**What the exercise asks:** Review the material and extract every line in which the word "电荷量的绝对值等于" occurs.

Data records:
· · · · ·

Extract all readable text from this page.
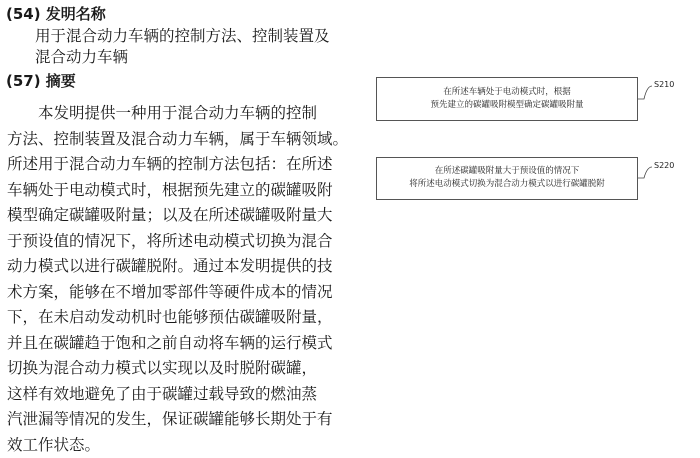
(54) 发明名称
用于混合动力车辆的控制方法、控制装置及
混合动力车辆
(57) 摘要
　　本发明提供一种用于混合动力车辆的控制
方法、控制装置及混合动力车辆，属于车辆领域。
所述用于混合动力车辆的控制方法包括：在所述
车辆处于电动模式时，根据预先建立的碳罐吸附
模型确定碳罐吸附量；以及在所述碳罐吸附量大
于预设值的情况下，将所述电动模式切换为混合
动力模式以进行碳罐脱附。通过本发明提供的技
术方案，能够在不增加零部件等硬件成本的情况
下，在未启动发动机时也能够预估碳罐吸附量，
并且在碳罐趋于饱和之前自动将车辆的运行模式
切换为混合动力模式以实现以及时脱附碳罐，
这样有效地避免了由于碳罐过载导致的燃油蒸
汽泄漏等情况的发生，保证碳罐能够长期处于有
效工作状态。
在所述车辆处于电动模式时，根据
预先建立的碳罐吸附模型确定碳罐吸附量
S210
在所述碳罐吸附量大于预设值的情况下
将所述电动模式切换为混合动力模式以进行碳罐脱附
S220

· · · · ·

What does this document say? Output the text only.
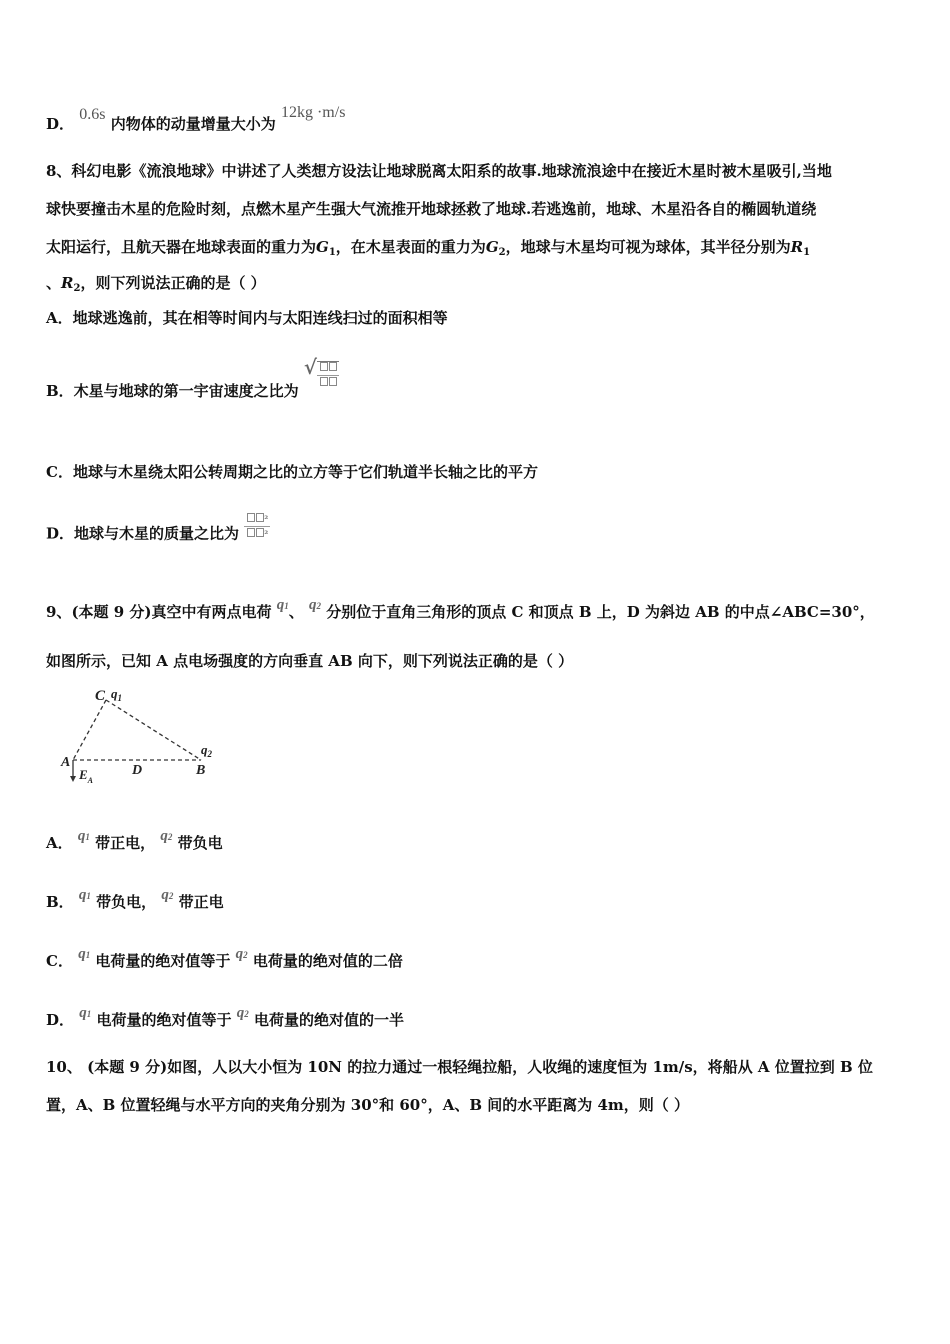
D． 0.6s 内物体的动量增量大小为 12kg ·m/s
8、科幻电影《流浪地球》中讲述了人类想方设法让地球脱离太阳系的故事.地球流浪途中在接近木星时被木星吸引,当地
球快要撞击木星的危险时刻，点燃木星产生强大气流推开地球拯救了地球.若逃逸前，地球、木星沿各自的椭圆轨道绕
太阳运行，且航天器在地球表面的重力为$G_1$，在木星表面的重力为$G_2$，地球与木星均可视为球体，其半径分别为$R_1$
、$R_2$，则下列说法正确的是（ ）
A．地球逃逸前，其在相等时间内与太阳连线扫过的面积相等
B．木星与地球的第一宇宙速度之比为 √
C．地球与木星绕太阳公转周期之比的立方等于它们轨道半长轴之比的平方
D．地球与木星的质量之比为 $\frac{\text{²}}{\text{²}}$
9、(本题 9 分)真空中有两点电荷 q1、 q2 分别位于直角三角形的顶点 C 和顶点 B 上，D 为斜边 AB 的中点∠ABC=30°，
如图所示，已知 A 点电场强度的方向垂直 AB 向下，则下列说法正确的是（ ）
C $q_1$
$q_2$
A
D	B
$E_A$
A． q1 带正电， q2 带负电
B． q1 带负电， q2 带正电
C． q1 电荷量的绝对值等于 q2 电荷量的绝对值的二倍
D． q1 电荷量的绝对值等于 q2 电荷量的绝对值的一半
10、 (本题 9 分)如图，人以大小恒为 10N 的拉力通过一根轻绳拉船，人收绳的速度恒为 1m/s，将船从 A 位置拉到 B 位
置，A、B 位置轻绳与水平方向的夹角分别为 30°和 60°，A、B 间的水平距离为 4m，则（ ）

· · · · ·

**Task output:**
C． q1 电荷量的绝对值等于 q2 电荷量的绝对值的二倍
D． q1 电荷量的绝对值等于 q2 电荷量的绝对值的一半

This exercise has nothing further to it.